** Goal of the exercise **
Copy, in full, each line of the material that holds the word "name".

** Input records **
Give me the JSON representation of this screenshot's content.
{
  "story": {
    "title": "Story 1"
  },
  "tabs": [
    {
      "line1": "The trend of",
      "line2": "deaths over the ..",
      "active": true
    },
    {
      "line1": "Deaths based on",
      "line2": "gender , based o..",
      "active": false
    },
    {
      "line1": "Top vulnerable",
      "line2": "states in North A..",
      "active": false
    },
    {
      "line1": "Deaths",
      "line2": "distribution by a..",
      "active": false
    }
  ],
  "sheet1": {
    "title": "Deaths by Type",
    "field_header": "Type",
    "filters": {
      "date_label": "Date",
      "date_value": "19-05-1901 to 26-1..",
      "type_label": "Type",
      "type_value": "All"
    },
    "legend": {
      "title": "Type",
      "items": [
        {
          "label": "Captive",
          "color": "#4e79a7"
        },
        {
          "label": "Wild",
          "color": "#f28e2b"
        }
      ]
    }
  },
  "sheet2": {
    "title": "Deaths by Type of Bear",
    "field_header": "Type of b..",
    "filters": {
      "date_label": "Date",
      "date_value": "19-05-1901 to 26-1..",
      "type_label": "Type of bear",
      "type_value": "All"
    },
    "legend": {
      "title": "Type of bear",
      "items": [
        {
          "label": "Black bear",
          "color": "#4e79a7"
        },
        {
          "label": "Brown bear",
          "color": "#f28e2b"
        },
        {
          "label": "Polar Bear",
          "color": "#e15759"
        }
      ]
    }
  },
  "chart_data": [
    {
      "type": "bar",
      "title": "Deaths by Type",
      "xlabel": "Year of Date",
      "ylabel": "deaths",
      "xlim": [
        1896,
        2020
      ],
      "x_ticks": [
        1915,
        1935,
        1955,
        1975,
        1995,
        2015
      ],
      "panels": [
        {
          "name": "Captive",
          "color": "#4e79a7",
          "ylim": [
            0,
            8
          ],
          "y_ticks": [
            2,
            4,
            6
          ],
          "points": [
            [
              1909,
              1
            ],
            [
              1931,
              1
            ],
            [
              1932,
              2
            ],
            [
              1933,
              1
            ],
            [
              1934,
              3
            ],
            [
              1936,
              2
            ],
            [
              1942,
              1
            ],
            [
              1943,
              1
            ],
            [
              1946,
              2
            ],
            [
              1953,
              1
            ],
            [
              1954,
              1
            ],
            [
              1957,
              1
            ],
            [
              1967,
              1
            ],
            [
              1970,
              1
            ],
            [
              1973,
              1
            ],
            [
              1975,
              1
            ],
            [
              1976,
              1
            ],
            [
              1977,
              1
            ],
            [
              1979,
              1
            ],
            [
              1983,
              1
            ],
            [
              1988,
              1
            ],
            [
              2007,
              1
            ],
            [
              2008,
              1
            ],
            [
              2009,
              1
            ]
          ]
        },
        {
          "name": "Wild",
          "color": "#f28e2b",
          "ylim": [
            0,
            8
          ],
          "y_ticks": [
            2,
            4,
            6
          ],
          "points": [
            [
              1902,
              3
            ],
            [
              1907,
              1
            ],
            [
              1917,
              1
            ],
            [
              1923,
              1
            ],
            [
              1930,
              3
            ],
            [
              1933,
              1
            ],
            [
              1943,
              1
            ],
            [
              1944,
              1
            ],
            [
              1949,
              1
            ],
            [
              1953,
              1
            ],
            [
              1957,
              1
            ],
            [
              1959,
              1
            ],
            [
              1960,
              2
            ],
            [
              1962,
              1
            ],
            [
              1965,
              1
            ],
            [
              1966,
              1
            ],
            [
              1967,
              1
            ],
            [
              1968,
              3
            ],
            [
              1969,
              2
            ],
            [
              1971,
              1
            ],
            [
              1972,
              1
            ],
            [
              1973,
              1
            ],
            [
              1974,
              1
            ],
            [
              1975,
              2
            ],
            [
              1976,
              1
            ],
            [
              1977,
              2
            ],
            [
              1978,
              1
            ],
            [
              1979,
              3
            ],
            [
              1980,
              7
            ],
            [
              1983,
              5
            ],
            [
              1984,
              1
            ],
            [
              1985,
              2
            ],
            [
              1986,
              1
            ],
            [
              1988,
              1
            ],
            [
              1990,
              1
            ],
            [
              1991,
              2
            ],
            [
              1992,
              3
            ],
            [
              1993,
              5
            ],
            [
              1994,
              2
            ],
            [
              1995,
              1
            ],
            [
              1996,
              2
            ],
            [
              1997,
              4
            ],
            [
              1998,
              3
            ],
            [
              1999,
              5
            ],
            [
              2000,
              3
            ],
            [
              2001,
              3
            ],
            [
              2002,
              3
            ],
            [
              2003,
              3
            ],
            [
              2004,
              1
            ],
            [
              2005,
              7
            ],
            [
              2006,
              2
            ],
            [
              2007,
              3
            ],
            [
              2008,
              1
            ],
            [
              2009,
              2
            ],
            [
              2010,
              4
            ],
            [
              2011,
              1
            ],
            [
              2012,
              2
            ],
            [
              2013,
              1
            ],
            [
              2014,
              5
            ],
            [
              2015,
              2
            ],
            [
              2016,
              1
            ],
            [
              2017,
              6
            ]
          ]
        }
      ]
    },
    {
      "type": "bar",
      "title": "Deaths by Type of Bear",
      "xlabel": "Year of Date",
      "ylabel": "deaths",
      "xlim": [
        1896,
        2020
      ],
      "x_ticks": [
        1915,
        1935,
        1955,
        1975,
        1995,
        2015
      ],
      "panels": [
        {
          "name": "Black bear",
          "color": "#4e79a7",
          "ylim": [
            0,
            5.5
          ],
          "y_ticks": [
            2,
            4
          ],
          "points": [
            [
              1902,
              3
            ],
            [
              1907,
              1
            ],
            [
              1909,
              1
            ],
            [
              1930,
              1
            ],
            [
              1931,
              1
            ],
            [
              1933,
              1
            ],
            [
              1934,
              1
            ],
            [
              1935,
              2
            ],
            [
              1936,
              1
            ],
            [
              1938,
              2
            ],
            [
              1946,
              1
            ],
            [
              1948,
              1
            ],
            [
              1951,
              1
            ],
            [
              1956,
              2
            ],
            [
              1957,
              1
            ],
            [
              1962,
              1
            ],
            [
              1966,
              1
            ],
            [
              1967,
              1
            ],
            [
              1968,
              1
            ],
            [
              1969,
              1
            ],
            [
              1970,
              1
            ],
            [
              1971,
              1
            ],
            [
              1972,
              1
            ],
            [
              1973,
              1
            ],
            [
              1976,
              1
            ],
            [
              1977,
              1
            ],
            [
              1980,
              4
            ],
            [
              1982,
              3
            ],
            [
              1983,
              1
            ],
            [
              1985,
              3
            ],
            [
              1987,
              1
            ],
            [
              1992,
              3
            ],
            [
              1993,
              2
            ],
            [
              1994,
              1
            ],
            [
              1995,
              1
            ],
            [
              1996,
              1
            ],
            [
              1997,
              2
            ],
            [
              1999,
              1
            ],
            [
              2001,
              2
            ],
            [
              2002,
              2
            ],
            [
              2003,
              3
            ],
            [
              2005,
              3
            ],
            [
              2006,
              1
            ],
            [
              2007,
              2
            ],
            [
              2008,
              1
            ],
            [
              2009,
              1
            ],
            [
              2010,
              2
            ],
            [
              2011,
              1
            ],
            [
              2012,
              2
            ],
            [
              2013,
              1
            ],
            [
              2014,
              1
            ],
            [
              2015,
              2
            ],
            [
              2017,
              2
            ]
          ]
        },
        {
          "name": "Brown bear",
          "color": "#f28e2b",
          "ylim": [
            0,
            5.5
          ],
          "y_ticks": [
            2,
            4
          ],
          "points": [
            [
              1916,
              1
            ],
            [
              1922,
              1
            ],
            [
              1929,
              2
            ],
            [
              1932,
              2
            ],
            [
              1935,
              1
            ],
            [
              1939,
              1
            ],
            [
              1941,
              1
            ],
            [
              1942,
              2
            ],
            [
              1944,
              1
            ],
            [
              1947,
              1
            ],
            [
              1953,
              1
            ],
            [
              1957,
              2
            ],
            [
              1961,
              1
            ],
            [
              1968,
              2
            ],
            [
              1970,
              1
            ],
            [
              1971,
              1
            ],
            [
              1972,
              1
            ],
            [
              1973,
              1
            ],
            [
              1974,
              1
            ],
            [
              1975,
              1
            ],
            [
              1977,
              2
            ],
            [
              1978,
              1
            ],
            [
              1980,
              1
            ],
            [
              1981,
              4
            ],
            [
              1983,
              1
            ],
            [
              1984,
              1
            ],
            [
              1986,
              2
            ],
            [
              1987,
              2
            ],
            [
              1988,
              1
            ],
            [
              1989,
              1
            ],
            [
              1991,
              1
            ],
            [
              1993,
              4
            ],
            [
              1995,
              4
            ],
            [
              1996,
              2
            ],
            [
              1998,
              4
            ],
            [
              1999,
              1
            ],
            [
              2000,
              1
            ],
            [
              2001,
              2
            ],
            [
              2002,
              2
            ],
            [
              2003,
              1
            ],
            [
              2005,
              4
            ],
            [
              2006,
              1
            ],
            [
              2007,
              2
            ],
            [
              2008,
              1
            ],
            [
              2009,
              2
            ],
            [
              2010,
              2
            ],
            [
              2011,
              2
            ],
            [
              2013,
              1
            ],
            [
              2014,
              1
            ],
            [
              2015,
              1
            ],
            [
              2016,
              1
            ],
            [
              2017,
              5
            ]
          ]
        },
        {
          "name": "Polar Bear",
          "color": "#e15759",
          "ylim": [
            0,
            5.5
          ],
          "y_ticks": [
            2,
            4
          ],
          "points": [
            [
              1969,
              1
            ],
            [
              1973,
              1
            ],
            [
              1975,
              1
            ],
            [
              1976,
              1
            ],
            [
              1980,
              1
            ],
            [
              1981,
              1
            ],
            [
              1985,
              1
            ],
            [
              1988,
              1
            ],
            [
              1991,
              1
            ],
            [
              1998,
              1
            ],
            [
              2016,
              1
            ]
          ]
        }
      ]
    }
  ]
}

** Written solution **
          "name": "Captive",
          "name": "Wild",
          "name": "Black bear",
          "name": "Brown bear",
          "name": "Polar Bear",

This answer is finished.